**Task details**
Lines that hold the word "Expected" should be located and copied.

* Start Supplied data *

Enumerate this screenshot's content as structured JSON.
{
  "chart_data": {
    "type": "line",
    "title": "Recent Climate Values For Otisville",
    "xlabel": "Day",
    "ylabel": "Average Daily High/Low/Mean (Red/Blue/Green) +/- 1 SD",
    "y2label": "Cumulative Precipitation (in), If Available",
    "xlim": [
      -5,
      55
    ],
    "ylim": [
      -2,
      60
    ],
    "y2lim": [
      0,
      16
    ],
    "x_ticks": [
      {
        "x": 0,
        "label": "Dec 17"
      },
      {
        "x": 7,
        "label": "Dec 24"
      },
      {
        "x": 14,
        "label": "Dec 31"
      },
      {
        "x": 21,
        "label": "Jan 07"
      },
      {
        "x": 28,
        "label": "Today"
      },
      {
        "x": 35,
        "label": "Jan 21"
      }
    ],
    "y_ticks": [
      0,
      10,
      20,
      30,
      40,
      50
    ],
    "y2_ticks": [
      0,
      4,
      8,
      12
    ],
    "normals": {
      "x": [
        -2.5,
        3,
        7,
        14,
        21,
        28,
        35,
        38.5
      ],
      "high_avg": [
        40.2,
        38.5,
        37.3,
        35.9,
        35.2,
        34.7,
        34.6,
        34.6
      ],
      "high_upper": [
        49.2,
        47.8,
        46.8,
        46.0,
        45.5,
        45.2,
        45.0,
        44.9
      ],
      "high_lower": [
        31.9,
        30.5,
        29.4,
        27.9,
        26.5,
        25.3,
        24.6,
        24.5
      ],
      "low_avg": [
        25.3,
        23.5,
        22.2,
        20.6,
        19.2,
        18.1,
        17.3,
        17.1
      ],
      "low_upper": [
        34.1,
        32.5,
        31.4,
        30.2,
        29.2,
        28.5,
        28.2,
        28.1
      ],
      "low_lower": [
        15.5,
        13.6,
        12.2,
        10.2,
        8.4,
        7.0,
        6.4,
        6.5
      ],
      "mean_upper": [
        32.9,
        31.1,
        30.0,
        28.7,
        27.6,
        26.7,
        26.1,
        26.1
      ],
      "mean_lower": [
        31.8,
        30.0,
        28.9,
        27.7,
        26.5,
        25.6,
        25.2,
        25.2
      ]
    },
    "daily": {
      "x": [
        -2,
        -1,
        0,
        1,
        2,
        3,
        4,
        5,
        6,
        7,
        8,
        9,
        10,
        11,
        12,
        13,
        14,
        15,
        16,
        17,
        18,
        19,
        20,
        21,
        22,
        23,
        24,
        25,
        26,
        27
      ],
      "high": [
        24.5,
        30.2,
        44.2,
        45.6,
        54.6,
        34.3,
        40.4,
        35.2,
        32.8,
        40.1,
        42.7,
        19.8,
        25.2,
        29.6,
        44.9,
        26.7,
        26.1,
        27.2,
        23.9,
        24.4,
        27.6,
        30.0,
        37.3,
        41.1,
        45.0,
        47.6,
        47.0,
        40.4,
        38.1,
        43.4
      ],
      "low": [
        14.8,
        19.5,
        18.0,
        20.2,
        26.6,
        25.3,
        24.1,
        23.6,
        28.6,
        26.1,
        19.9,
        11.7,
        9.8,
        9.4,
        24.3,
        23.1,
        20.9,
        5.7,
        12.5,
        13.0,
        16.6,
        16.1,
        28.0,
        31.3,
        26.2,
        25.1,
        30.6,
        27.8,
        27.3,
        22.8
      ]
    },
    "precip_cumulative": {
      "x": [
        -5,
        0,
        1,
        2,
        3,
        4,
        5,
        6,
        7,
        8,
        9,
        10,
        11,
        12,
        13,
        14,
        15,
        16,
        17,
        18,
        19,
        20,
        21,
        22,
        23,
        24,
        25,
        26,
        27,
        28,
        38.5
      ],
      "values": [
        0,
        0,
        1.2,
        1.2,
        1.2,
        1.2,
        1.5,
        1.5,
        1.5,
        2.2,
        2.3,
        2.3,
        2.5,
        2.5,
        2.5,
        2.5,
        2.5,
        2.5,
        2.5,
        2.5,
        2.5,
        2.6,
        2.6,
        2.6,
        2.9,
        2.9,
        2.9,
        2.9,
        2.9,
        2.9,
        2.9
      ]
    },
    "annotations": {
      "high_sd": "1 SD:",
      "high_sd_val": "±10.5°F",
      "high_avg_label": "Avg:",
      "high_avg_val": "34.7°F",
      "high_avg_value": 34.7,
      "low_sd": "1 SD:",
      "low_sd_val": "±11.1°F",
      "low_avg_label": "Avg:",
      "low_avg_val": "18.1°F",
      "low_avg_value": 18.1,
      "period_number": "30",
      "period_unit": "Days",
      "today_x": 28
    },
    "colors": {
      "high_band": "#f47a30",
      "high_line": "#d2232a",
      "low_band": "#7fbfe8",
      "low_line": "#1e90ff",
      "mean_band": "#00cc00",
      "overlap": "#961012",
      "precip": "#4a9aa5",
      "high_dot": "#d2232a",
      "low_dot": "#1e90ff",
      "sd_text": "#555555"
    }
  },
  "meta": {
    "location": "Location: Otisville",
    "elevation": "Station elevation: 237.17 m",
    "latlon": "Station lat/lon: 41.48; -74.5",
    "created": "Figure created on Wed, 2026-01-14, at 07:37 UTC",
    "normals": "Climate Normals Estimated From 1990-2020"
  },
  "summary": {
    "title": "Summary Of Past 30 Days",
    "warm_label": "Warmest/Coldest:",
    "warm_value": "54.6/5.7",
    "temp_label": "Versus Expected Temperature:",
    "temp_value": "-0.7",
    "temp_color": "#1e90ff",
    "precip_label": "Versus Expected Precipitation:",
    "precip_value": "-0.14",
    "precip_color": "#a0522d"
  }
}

* End Supplied data *

**Solved problem**
    "temp_label": "Versus Expected Temperature:",
    "precip_label": "Versus Expected Precipitation:",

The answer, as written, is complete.